*DIRECTIONS FOR THIS TASK*. Return every line of the data below that includes the string "SPDR".

*SUPPLIED RECORDS*.
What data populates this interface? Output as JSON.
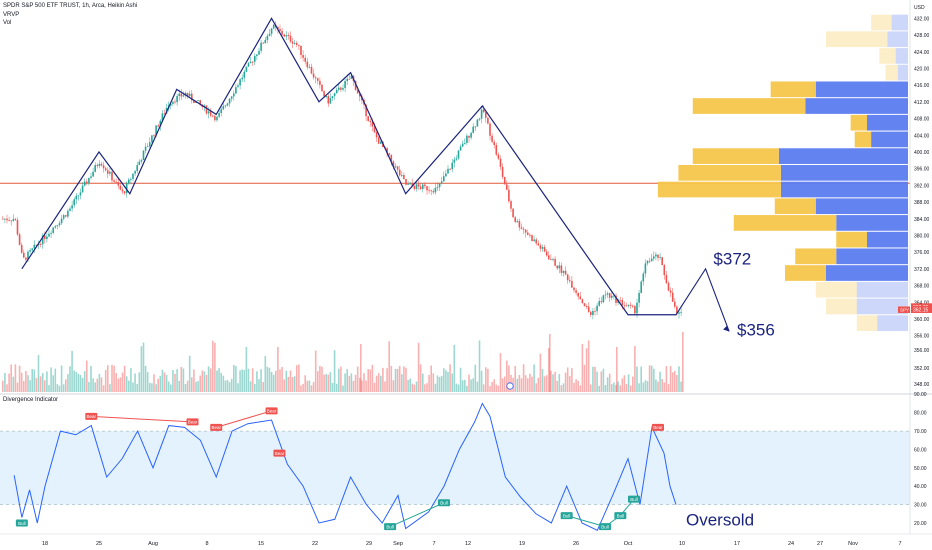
{
  "header": {
    "symbol_line": "SPDR S&P 500 ETF TRUST, 1h, Arca, Heikin Ashi",
    "indicator_1": "VRVP",
    "indicator_2": "Vol"
  },
  "indicator": {
    "title": "Divergence Indicator"
  },
  "colors": {
    "up": "#26a69a",
    "down": "#ef5350",
    "wave_line": "#1a237e",
    "osc_line": "#2962ff",
    "band_fill": "#e3f2fd",
    "vp_up": "#f5c64b",
    "vp_down": "#5b7cf0",
    "level_line": "#e05a3a",
    "bull_label": "#26a69a",
    "bear_label": "#ef5350",
    "annotation": "#1a237e"
  },
  "chart_data": [
    {
      "type": "candlestick",
      "title": "SPDR S&P 500 ETF TRUST, 1h, Arca, Heikin Ashi",
      "x_tick_labels": [
        "18",
        "25",
        "Aug",
        "8",
        "15",
        "22",
        "29",
        "Sep",
        "7",
        "12",
        "19",
        "26",
        "Oct",
        "10",
        "17",
        "24",
        "27",
        "Nov",
        "7"
      ],
      "y_axis_label": "USD",
      "y_ticks": [
        432,
        428,
        424,
        420,
        416,
        412,
        408,
        404,
        400,
        396,
        392,
        388,
        384,
        380,
        376,
        372,
        368,
        364,
        360,
        356
      ],
      "ylim": [
        354,
        434
      ],
      "price_path": [
        {
          "date": "Jul 14",
          "price": 384
        },
        {
          "date": "Jul 15",
          "price": 374
        },
        {
          "date": "Jul 21",
          "price": 386
        },
        {
          "date": "Jul 25",
          "price": 398
        },
        {
          "date": "Jul 28",
          "price": 390
        },
        {
          "date": "Aug 3",
          "price": 412
        },
        {
          "date": "Aug 5",
          "price": 414
        },
        {
          "date": "Aug 9",
          "price": 408
        },
        {
          "date": "Aug 16",
          "price": 430
        },
        {
          "date": "Aug 19",
          "price": 426
        },
        {
          "date": "Aug 23",
          "price": 412
        },
        {
          "date": "Aug 26",
          "price": 418
        },
        {
          "date": "Aug 29",
          "price": 404
        },
        {
          "date": "Sep 2",
          "price": 392
        },
        {
          "date": "Sep 6",
          "price": 391
        },
        {
          "date": "Sep 12",
          "price": 410
        },
        {
          "date": "Sep 14",
          "price": 398
        },
        {
          "date": "Sep 16",
          "price": 384
        },
        {
          "date": "Sep 23",
          "price": 370
        },
        {
          "date": "Sep 26",
          "price": 361
        },
        {
          "date": "Sep 28",
          "price": 366
        },
        {
          "date": "Oct 2",
          "price": 362
        },
        {
          "date": "Oct 4",
          "price": 374
        },
        {
          "date": "Oct 6",
          "price": 375
        },
        {
          "date": "Oct 9",
          "price": 361
        }
      ],
      "wave_line": [
        {
          "date": "Jul 15",
          "price": 372
        },
        {
          "date": "Jul 25",
          "price": 400
        },
        {
          "date": "Jul 29",
          "price": 390
        },
        {
          "date": "Aug 4",
          "price": 415
        },
        {
          "date": "Aug 9",
          "price": 409
        },
        {
          "date": "Aug 16",
          "price": 432
        },
        {
          "date": "Aug 22",
          "price": 412
        },
        {
          "date": "Aug 26",
          "price": 419
        },
        {
          "date": "Sep 2",
          "price": 390
        },
        {
          "date": "Sep 12",
          "price": 411
        },
        {
          "date": "Oct 1",
          "price": 361
        },
        {
          "date": "Oct 9",
          "price": 361
        }
      ],
      "projection": [
        {
          "date": "Oct 9",
          "price": 361
        },
        {
          "date": "Oct 13",
          "price": 372
        },
        {
          "date": "Oct 16",
          "price": 357
        }
      ],
      "horizontal_level": 392.5,
      "last_price_tags": [
        "362.79",
        "362.15"
      ],
      "annotations": [
        {
          "text": "$372",
          "date": "Oct 14",
          "price": 373
        },
        {
          "text": "$356",
          "date": "Oct 17",
          "price": 356
        }
      ],
      "volume_profile": [
        {
          "price": 431,
          "up": 0.1,
          "down": 0.08
        },
        {
          "price": 427,
          "up": 0.3,
          "down": 0.1
        },
        {
          "price": 423,
          "up": 0.08,
          "down": 0.06
        },
        {
          "price": 419,
          "up": 0.06,
          "down": 0.05
        },
        {
          "price": 415,
          "up": 0.22,
          "down": 0.45
        },
        {
          "price": 411,
          "up": 0.55,
          "down": 0.5
        },
        {
          "price": 407,
          "up": 0.08,
          "down": 0.2
        },
        {
          "price": 403,
          "up": 0.08,
          "down": 0.18
        },
        {
          "price": 399,
          "up": 0.42,
          "down": 0.63
        },
        {
          "price": 395,
          "up": 0.5,
          "down": 0.62
        },
        {
          "price": 391,
          "up": 0.6,
          "down": 0.62
        },
        {
          "price": 387,
          "up": 0.2,
          "down": 0.45
        },
        {
          "price": 383,
          "up": 0.5,
          "down": 0.35
        },
        {
          "price": 379,
          "up": 0.15,
          "down": 0.2
        },
        {
          "price": 375,
          "up": 0.2,
          "down": 0.35
        },
        {
          "price": 371,
          "up": 0.2,
          "down": 0.4
        },
        {
          "price": 367,
          "up": 0.2,
          "down": 0.25
        },
        {
          "price": 363,
          "up": 0.15,
          "down": 0.25
        },
        {
          "price": 359,
          "up": 0.1,
          "down": 0.15
        }
      ]
    },
    {
      "type": "line",
      "title": "Divergence Indicator",
      "y_ticks": [
        80,
        70,
        60,
        50,
        40,
        30,
        20
      ],
      "ylim": [
        14,
        88
      ],
      "overbought": 70,
      "oversold": 30,
      "series": [
        {
          "values": [
            {
              "date": "Jul 14",
              "value": 46
            },
            {
              "date": "Jul 15",
              "value": 23
            },
            {
              "date": "Jul 16",
              "value": 38
            },
            {
              "date": "Jul 17",
              "value": 20
            },
            {
              "date": "Jul 18",
              "value": 40
            },
            {
              "date": "Jul 20",
              "value": 70
            },
            {
              "date": "Jul 22",
              "value": 68
            },
            {
              "date": "Jul 24",
              "value": 73
            },
            {
              "date": "Jul 26",
              "value": 45
            },
            {
              "date": "Jul 28",
              "value": 55
            },
            {
              "date": "Jul 30",
              "value": 70
            },
            {
              "date": "Aug 1",
              "value": 50
            },
            {
              "date": "Aug 3",
              "value": 73
            },
            {
              "date": "Aug 5",
              "value": 72
            },
            {
              "date": "Aug 7",
              "value": 65
            },
            {
              "date": "Aug 9",
              "value": 45
            },
            {
              "date": "Aug 11",
              "value": 70
            },
            {
              "date": "Aug 13",
              "value": 74
            },
            {
              "date": "Aug 16",
              "value": 76
            },
            {
              "date": "Aug 18",
              "value": 52
            },
            {
              "date": "Aug 20",
              "value": 40
            },
            {
              "date": "Aug 22",
              "value": 20
            },
            {
              "date": "Aug 24",
              "value": 22
            },
            {
              "date": "Aug 26",
              "value": 45
            },
            {
              "date": "Aug 28",
              "value": 30
            },
            {
              "date": "Aug 30",
              "value": 20
            },
            {
              "date": "Sep 1",
              "value": 35
            },
            {
              "date": "Sep 2",
              "value": 17
            },
            {
              "date": "Sep 5",
              "value": 26
            },
            {
              "date": "Sep 7",
              "value": 40
            },
            {
              "date": "Sep 9",
              "value": 60
            },
            {
              "date": "Sep 11",
              "value": 75
            },
            {
              "date": "Sep 12",
              "value": 85
            },
            {
              "date": "Sep 13",
              "value": 78
            },
            {
              "date": "Sep 15",
              "value": 45
            },
            {
              "date": "Sep 17",
              "value": 34
            },
            {
              "date": "Sep 19",
              "value": 25
            },
            {
              "date": "Sep 21",
              "value": 20
            },
            {
              "date": "Sep 23",
              "value": 40
            },
            {
              "date": "Sep 25",
              "value": 20
            },
            {
              "date": "Sep 27",
              "value": 16
            },
            {
              "date": "Sep 29",
              "value": 35
            },
            {
              "date": "Oct 1",
              "value": 55
            },
            {
              "date": "Oct 3",
              "value": 30
            },
            {
              "date": "Oct 5",
              "value": 72
            },
            {
              "date": "Oct 7",
              "value": 58
            },
            {
              "date": "Oct 8",
              "value": 40
            },
            {
              "date": "Oct 9",
              "value": 30
            }
          ]
        }
      ],
      "signals": [
        {
          "label": "Bull",
          "date": "Jul 15",
          "value": 20
        },
        {
          "label": "Bear",
          "date": "Jul 24",
          "value": 78
        },
        {
          "label": "Bear",
          "date": "Aug 6",
          "value": 75
        },
        {
          "label": "Bear",
          "date": "Aug 9",
          "value": 72
        },
        {
          "label": "Bear",
          "date": "Aug 16",
          "value": 81
        },
        {
          "label": "Bear",
          "date": "Aug 17",
          "value": 58
        },
        {
          "label": "Bull",
          "date": "Aug 31",
          "value": 18
        },
        {
          "label": "Bull",
          "date": "Sep 7",
          "value": 31
        },
        {
          "label": "Bull",
          "date": "Sep 23",
          "value": 24
        },
        {
          "label": "Bull",
          "date": "Sep 28",
          "value": 18
        },
        {
          "label": "Bull",
          "date": "Sep 30",
          "value": 24
        },
        {
          "label": "Bull",
          "date": "Oct 2",
          "value": 33
        },
        {
          "label": "Bear",
          "date": "Oct 6",
          "value": 72
        }
      ],
      "annotations": [
        {
          "text": "Oversold",
          "date": "Oct 13",
          "value": 22
        }
      ]
    }
  ]
}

*THE ANSWER*.
    "symbol_line": "SPDR S&P 500 ETF TRUST, 1h, Arca, Heikin Ashi",
      "title": "SPDR S&P 500 ETF TRUST, 1h, Arca, Heikin Ashi",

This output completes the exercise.